▸ **Work instructions**:
Skip every image and restate the data word for word.

▸ **Records shown**:
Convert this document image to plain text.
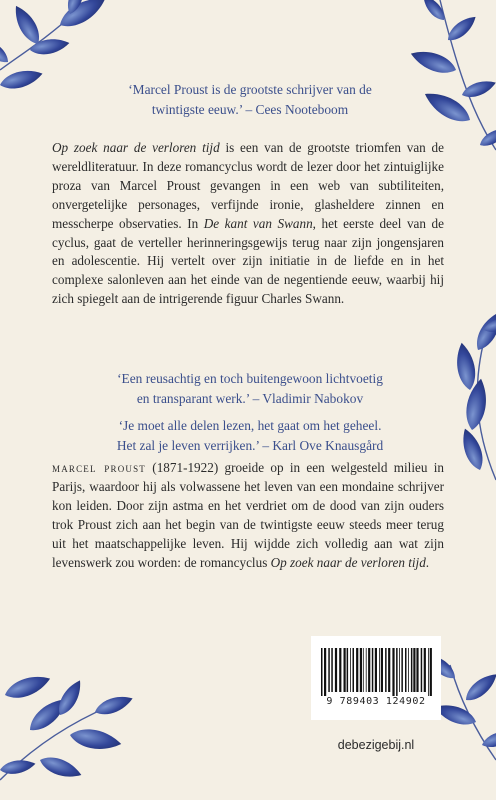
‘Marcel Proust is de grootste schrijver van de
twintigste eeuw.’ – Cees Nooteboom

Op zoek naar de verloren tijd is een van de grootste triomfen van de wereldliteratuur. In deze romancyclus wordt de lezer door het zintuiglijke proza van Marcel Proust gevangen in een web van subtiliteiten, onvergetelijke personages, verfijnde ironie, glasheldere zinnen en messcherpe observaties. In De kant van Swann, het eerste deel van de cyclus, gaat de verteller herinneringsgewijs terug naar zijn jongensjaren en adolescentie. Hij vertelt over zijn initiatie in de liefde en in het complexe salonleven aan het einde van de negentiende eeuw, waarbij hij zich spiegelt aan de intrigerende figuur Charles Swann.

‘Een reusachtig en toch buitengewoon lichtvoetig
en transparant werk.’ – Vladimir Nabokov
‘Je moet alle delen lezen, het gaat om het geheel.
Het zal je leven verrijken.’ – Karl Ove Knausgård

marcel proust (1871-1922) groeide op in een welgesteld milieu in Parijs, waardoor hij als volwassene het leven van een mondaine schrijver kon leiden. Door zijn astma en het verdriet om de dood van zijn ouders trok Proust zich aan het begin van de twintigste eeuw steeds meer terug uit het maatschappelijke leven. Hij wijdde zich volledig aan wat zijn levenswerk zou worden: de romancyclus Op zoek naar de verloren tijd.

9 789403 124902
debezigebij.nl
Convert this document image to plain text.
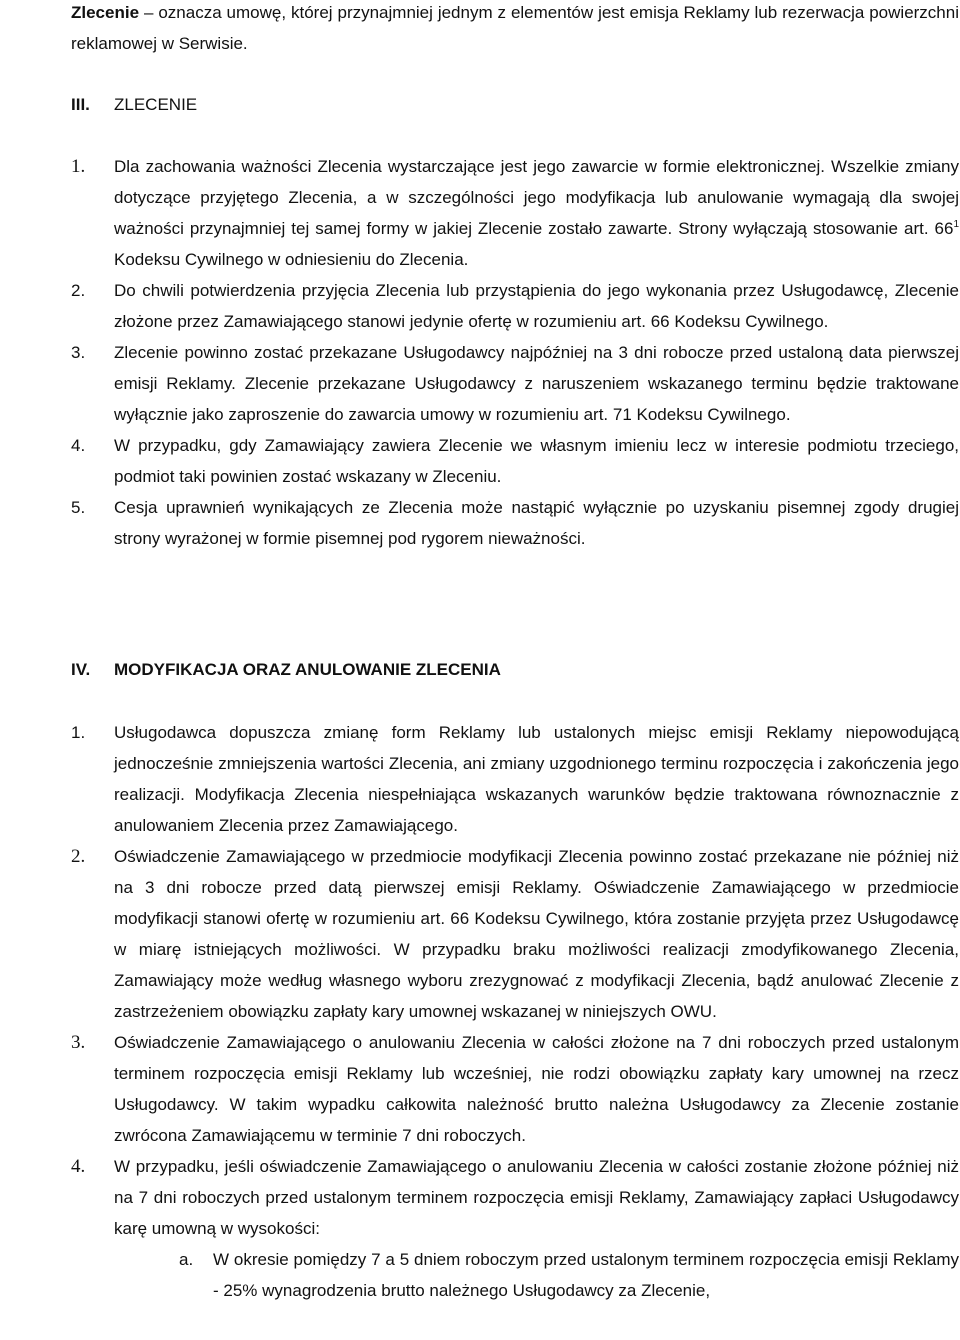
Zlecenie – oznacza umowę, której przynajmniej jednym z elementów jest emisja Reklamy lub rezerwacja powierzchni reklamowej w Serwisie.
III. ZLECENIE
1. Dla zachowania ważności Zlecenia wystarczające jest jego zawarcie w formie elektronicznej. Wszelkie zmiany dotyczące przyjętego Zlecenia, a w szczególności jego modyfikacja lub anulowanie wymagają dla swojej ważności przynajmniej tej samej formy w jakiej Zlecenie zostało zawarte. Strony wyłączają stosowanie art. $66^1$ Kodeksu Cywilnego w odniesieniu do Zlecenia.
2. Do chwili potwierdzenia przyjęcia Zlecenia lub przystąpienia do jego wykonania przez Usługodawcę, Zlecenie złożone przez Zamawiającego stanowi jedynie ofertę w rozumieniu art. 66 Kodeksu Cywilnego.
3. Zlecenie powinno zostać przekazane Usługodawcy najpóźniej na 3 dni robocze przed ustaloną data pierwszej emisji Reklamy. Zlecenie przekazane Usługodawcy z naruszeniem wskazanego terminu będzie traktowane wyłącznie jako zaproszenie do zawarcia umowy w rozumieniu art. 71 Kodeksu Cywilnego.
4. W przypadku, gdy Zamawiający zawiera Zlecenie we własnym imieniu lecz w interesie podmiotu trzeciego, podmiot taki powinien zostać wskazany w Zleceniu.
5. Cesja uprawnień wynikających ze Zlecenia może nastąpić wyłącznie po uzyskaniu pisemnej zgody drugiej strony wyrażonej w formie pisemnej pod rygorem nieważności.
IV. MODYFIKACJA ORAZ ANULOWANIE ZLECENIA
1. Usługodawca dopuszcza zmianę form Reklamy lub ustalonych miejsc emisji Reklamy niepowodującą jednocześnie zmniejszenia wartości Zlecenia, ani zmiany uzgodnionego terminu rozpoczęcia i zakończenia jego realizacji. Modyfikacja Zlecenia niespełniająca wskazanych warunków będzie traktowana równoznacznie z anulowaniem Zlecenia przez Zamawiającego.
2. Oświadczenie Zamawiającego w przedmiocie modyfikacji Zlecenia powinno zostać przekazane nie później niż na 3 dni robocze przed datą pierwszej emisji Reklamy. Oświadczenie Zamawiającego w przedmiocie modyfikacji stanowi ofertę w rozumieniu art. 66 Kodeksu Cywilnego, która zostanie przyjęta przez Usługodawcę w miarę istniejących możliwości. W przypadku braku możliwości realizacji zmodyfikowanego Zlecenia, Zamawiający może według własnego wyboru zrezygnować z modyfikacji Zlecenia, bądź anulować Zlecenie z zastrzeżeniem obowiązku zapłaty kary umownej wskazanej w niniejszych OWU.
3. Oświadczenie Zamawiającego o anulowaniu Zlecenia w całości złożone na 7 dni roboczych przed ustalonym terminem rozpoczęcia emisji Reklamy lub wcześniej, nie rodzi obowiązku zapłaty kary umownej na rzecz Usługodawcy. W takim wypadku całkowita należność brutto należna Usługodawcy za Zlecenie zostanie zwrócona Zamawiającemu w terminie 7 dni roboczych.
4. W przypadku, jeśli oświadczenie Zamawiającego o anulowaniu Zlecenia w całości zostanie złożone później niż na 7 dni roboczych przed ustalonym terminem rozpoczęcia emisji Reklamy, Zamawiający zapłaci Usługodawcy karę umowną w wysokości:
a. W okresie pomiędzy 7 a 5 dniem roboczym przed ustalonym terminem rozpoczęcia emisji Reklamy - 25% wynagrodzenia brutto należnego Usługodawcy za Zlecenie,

▸ **Finished task**:
Convert this document image to plain text.
‘Marcel Proust is de grootste schrijver van de
twintigste eeuw.’ – Cees Nooteboom

Op zoek naar de verloren tijd is een van de grootste triomfen van de wereldliteratuur. In deze romancyclus wordt de lezer door het zintuiglijke proza van Marcel Proust gevangen in een web van subtiliteiten, onvergetelijke personages, verfijnde ironie, glasheldere zinnen en messcherpe observaties. In De kant van Swann, het eerste deel van de cyclus, gaat de verteller herinneringsgewijs terug naar zijn jongensjaren en adolescentie. Hij vertelt over zijn initiatie in de liefde en in het complexe salonleven aan het einde van de negentiende eeuw, waarbij hij zich spiegelt aan de intrigerende figuur Charles Swann.

‘Een reusachtig en toch buitengewoon lichtvoetig
en transparant werk.’ – Vladimir Nabokov
‘Je moet alle delen lezen, het gaat om het geheel.
Het zal je leven verrijken.’ – Karl Ove Knausgård

marcel proust (1871-1922) groeide op in een welgesteld milieu in Parijs, waardoor hij als volwassene het leven van een mondaine schrijver kon leiden. Door zijn astma en het verdriet om de dood van zijn ouders trok Proust zich aan het begin van de twintigste eeuw steeds meer terug uit het maatschappelijke leven. Hij wijdde zich volledig aan wat zijn levenswerk zou worden: de romancyclus Op zoek naar de verloren tijd.

9 789403 124902
debezigebij.nl
Convert this document image to plain text.
Zlecenie – oznacza umowę, której przynajmniej jednym z elementów jest emisja Reklamy lub rezerwacja powierzchni reklamowej w Serwisie.
III. ZLECENIE
1. Dla zachowania ważności Zlecenia wystarczające jest jego zawarcie w formie elektronicznej. Wszelkie zmiany dotyczące przyjętego Zlecenia, a w szczególności jego modyfikacja lub anulowanie wymagają dla swojej ważności przynajmniej tej samej formy w jakiej Zlecenie zostało zawarte. Strony wyłączają stosowanie art. $66^1$ Kodeksu Cywilnego w odniesieniu do Zlecenia.
2. Do chwili potwierdzenia przyjęcia Zlecenia lub przystąpienia do jego wykonania przez Usługodawcę, Zlecenie złożone przez Zamawiającego stanowi jedynie ofertę w rozumieniu art. 66 Kodeksu Cywilnego.
3. Zlecenie powinno zostać przekazane Usługodawcy najpóźniej na 3 dni robocze przed ustaloną data pierwszej emisji Reklamy. Zlecenie przekazane Usługodawcy z naruszeniem wskazanego terminu będzie traktowane wyłącznie jako zaproszenie do zawarcia umowy w rozumieniu art. 71 Kodeksu Cywilnego.
4. W przypadku, gdy Zamawiający zawiera Zlecenie we własnym imieniu lecz w interesie podmiotu trzeciego, podmiot taki powinien zostać wskazany w Zleceniu.
5. Cesja uprawnień wynikających ze Zlecenia może nastąpić wyłącznie po uzyskaniu pisemnej zgody drugiej strony wyrażonej w formie pisemnej pod rygorem nieważności.
IV. MODYFIKACJA ORAZ ANULOWANIE ZLECENIA
1. Usługodawca dopuszcza zmianę form Reklamy lub ustalonych miejsc emisji Reklamy niepowodującą jednocześnie zmniejszenia wartości Zlecenia, ani zmiany uzgodnionego terminu rozpoczęcia i zakończenia jego realizacji. Modyfikacja Zlecenia niespełniająca wskazanych warunków będzie traktowana równoznacznie z anulowaniem Zlecenia przez Zamawiającego.
2. Oświadczenie Zamawiającego w przedmiocie modyfikacji Zlecenia powinno zostać przekazane nie później niż na 3 dni robocze przed datą pierwszej emisji Reklamy. Oświadczenie Zamawiającego w przedmiocie modyfikacji stanowi ofertę w rozumieniu art. 66 Kodeksu Cywilnego, która zostanie przyjęta przez Usługodawcę w miarę istniejących możliwości. W przypadku braku możliwości realizacji zmodyfikowanego Zlecenia, Zamawiający może według własnego wyboru zrezygnować z modyfikacji Zlecenia, bądź anulować Zlecenie z zastrzeżeniem obowiązku zapłaty kary umownej wskazanej w niniejszych OWU.
3. Oświadczenie Zamawiającego o anulowaniu Zlecenia w całości złożone na 7 dni roboczych przed ustalonym terminem rozpoczęcia emisji Reklamy lub wcześniej, nie rodzi obowiązku zapłaty kary umownej na rzecz Usługodawcy. W takim wypadku całkowita należność brutto należna Usługodawcy za Zlecenie zostanie zwrócona Zamawiającemu w terminie 7 dni roboczych.
4. W przypadku, jeśli oświadczenie Zamawiającego o anulowaniu Zlecenia w całości zostanie złożone później niż na 7 dni roboczych przed ustalonym terminem rozpoczęcia emisji Reklamy, Zamawiający zapłaci Usługodawcy karę umowną w wysokości:
a. W okresie pomiędzy 7 a 5 dniem roboczym przed ustalonym terminem rozpoczęcia emisji Reklamy - 25% wynagrodzenia brutto należnego Usługodawcy za Zlecenie,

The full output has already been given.